What to work on
The records that follow are to be transcribed in full, without their images.

Collected data entries:
>> Start

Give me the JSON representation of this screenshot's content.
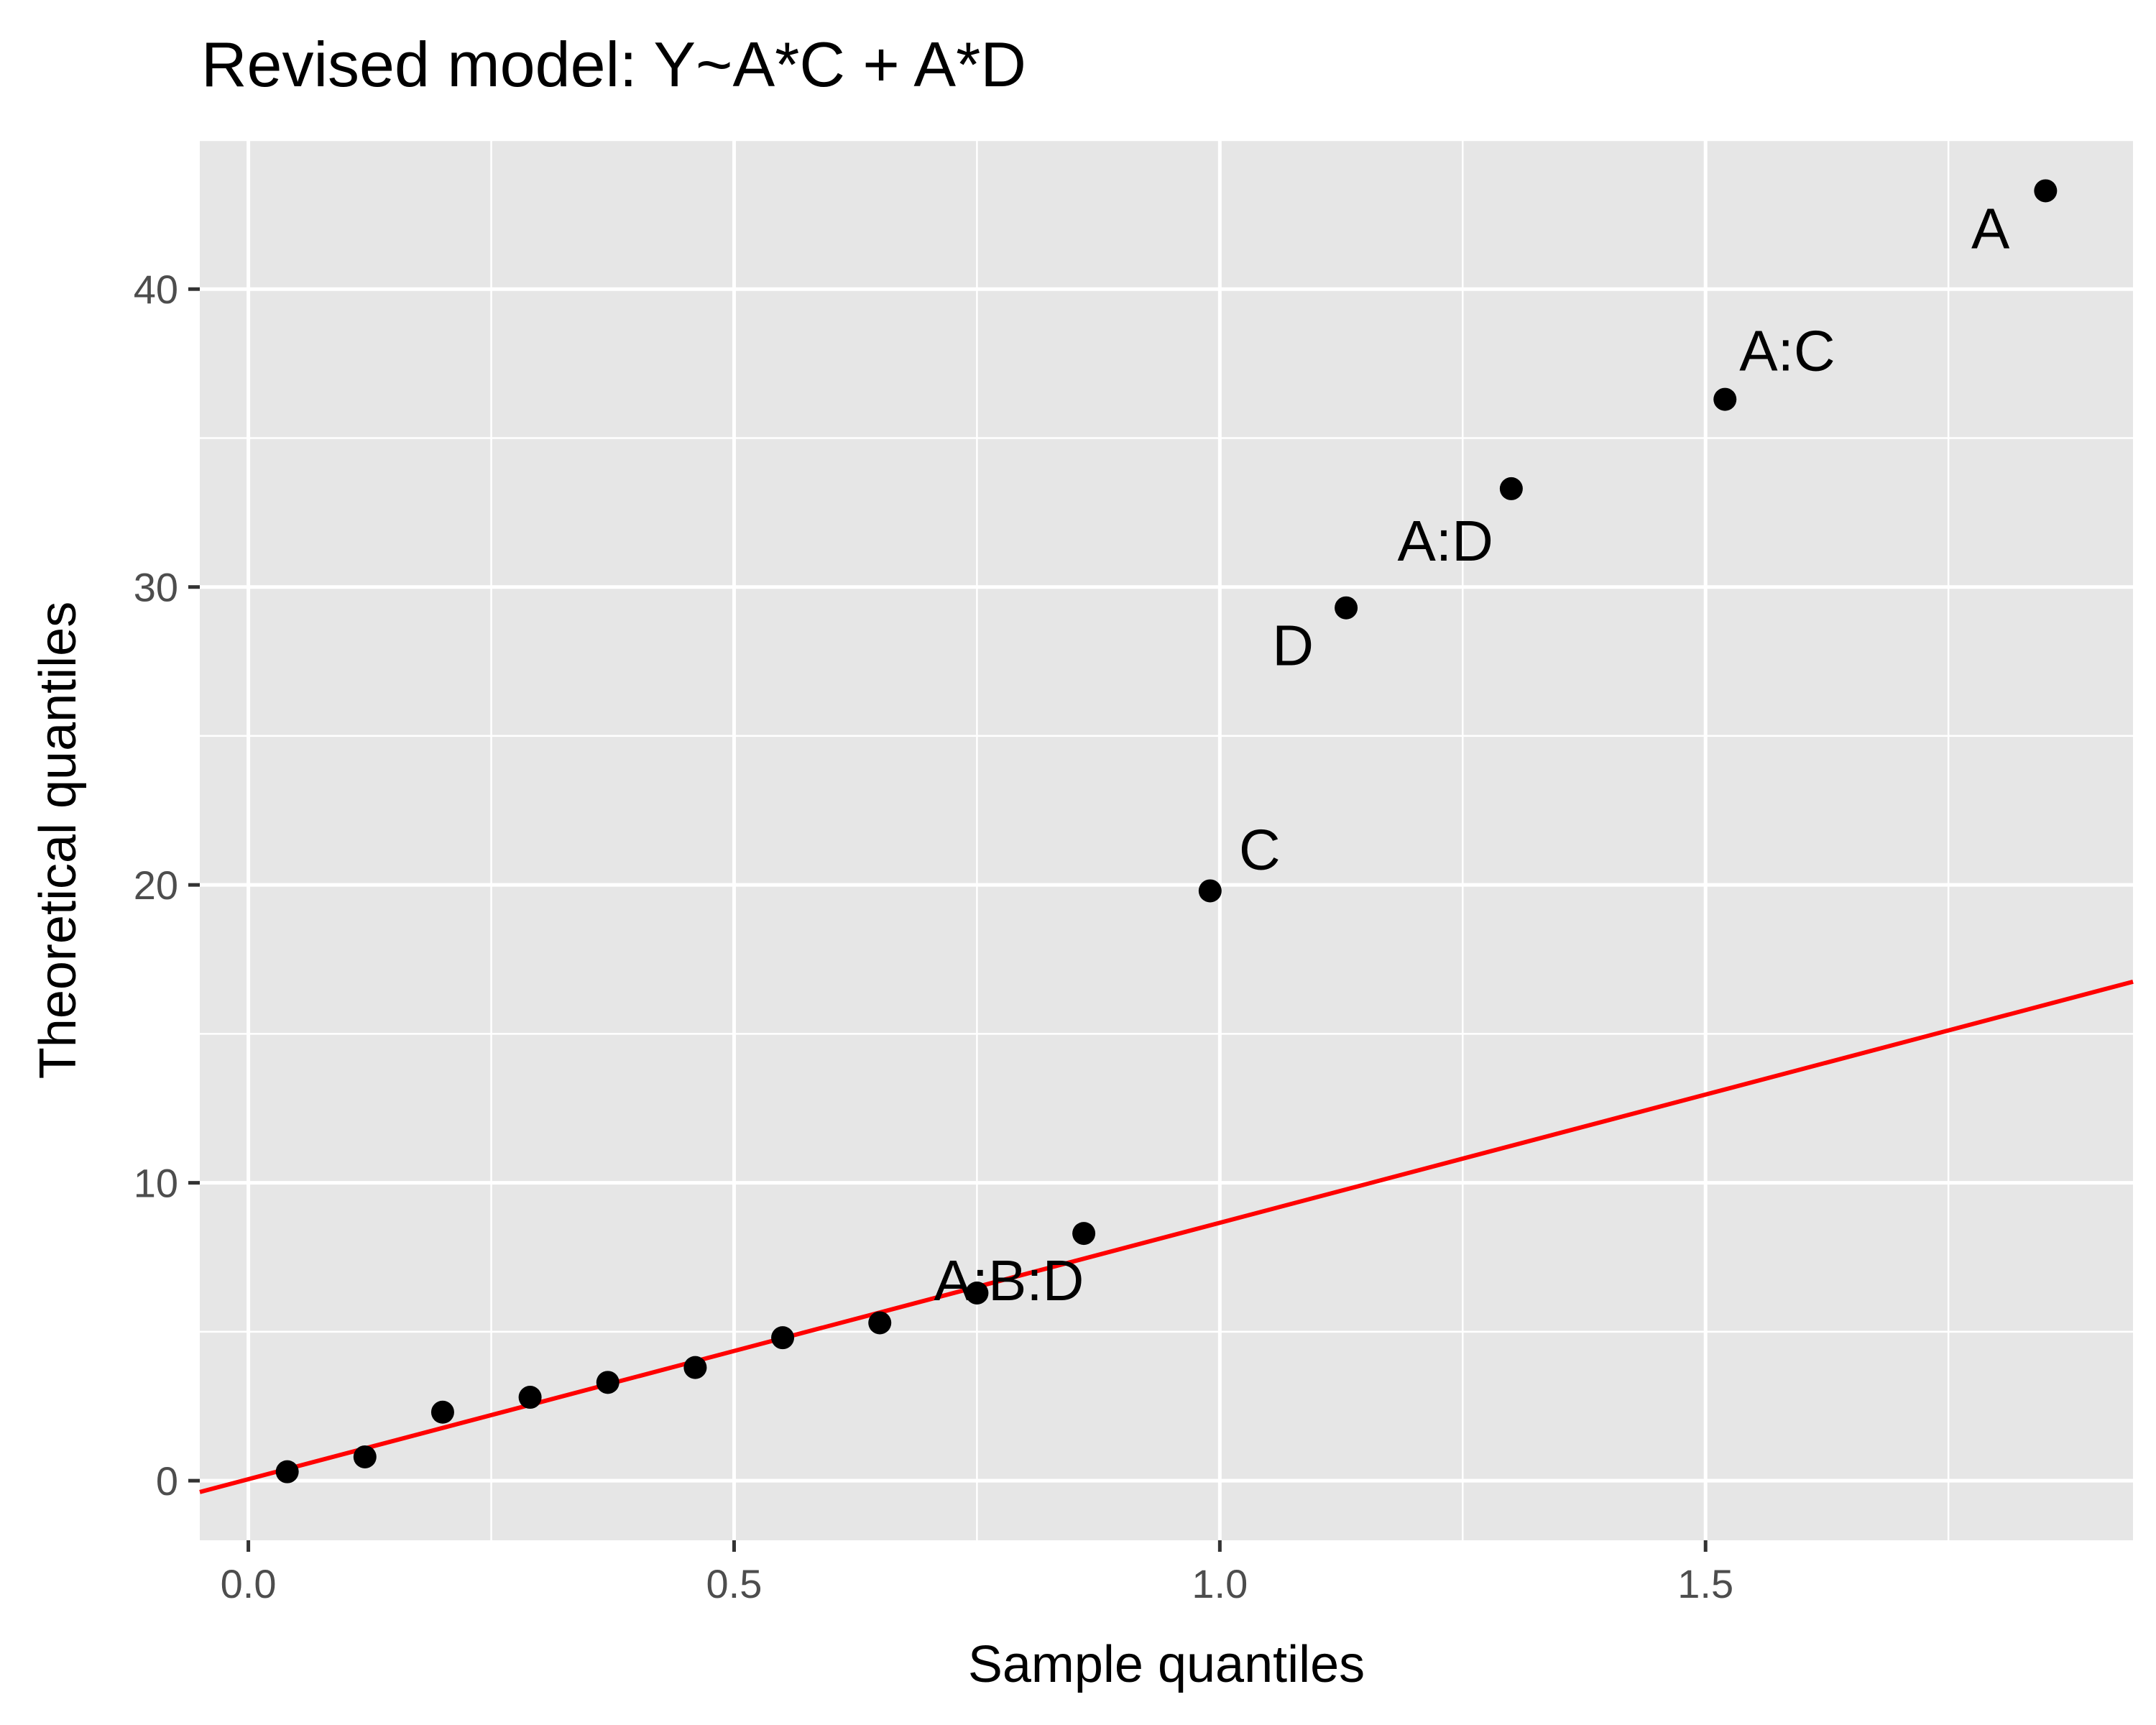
{
  "chart_data": {
    "type": "scatter",
    "title": "Revised model: Y~A*C + A*D",
    "xlabel": "Sample quantiles",
    "ylabel": "Theoretical quantiles",
    "xlim": [
      -0.05,
      1.94
    ],
    "ylim": [
      -2,
      45
    ],
    "x_ticks": [
      0.0,
      0.5,
      1.0,
      1.5
    ],
    "x_tick_labels": [
      "0.0",
      "0.5",
      "1.0",
      "1.5"
    ],
    "y_ticks": [
      0,
      10,
      20,
      30,
      40
    ],
    "y_tick_labels": [
      "0",
      "10",
      "20",
      "30",
      "40"
    ],
    "grid": true,
    "background": "#e6e6e6",
    "grid_color": "#ffffff",
    "point_color": "#000000",
    "line_color": "#ff0000",
    "points": [
      {
        "x": 0.04,
        "y": 0.3,
        "label": ""
      },
      {
        "x": 0.12,
        "y": 0.8,
        "label": ""
      },
      {
        "x": 0.2,
        "y": 2.3,
        "label": ""
      },
      {
        "x": 0.29,
        "y": 2.8,
        "label": ""
      },
      {
        "x": 0.37,
        "y": 3.3,
        "label": ""
      },
      {
        "x": 0.46,
        "y": 3.8,
        "label": ""
      },
      {
        "x": 0.55,
        "y": 4.8,
        "label": ""
      },
      {
        "x": 0.65,
        "y": 5.3,
        "label": ""
      },
      {
        "x": 0.75,
        "y": 6.3,
        "label": "A:B:D"
      },
      {
        "x": 0.86,
        "y": 8.3,
        "label": ""
      },
      {
        "x": 0.99,
        "y": 19.8,
        "label": "C"
      },
      {
        "x": 1.13,
        "y": 29.3,
        "label": "D"
      },
      {
        "x": 1.3,
        "y": 33.3,
        "label": "A:D"
      },
      {
        "x": 1.52,
        "y": 36.3,
        "label": "A:C"
      },
      {
        "x": 1.85,
        "y": 43.3,
        "label": "A"
      }
    ],
    "reference_line": {
      "x": [
        -0.05,
        1.94
      ],
      "y": [
        -0.38,
        16.75
      ]
    }
  }
}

>> End

Task output
Give me the JSON representation of this screenshot's content.
{
  "chart_data": {
    "type": "scatter",
    "title": "Revised model: Y~A*C + A*D",
    "xlabel": "Sample quantiles",
    "ylabel": "Theoretical quantiles",
    "xlim": [
      -0.05,
      1.94
    ],
    "ylim": [
      -2,
      45
    ],
    "x_ticks": [
      0.0,
      0.5,
      1.0,
      1.5
    ],
    "x_tick_labels": [
      "0.0",
      "0.5",
      "1.0",
      "1.5"
    ],
    "y_ticks": [
      0,
      10,
      20,
      30,
      40
    ],
    "y_tick_labels": [
      "0",
      "10",
      "20",
      "30",
      "40"
    ],
    "grid": true,
    "background": "#e6e6e6",
    "grid_color": "#ffffff",
    "point_color": "#000000",
    "line_color": "#ff0000",
    "points": [
      {
        "x": 0.04,
        "y": 0.3,
        "label": ""
      },
      {
        "x": 0.12,
        "y": 0.8,
        "label": ""
      },
      {
        "x": 0.2,
        "y": 2.3,
        "label": ""
      },
      {
        "x": 0.29,
        "y": 2.8,
        "label": ""
      },
      {
        "x": 0.37,
        "y": 3.3,
        "label": ""
      },
      {
        "x": 0.46,
        "y": 3.8,
        "label": ""
      },
      {
        "x": 0.55,
        "y": 4.8,
        "label": ""
      },
      {
        "x": 0.65,
        "y": 5.3,
        "label": ""
      },
      {
        "x": 0.75,
        "y": 6.3,
        "label": "A:B:D"
      },
      {
        "x": 0.86,
        "y": 8.3,
        "label": ""
      },
      {
        "x": 0.99,
        "y": 19.8,
        "label": "C"
      },
      {
        "x": 1.13,
        "y": 29.3,
        "label": "D"
      },
      {
        "x": 1.3,
        "y": 33.3,
        "label": "A:D"
      },
      {
        "x": 1.52,
        "y": 36.3,
        "label": "A:C"
      },
      {
        "x": 1.85,
        "y": 43.3,
        "label": "A"
      }
    ],
    "reference_line": {
      "x": [
        -0.05,
        1.94
      ],
      "y": [
        -0.38,
        16.75
      ]
    }
  }
}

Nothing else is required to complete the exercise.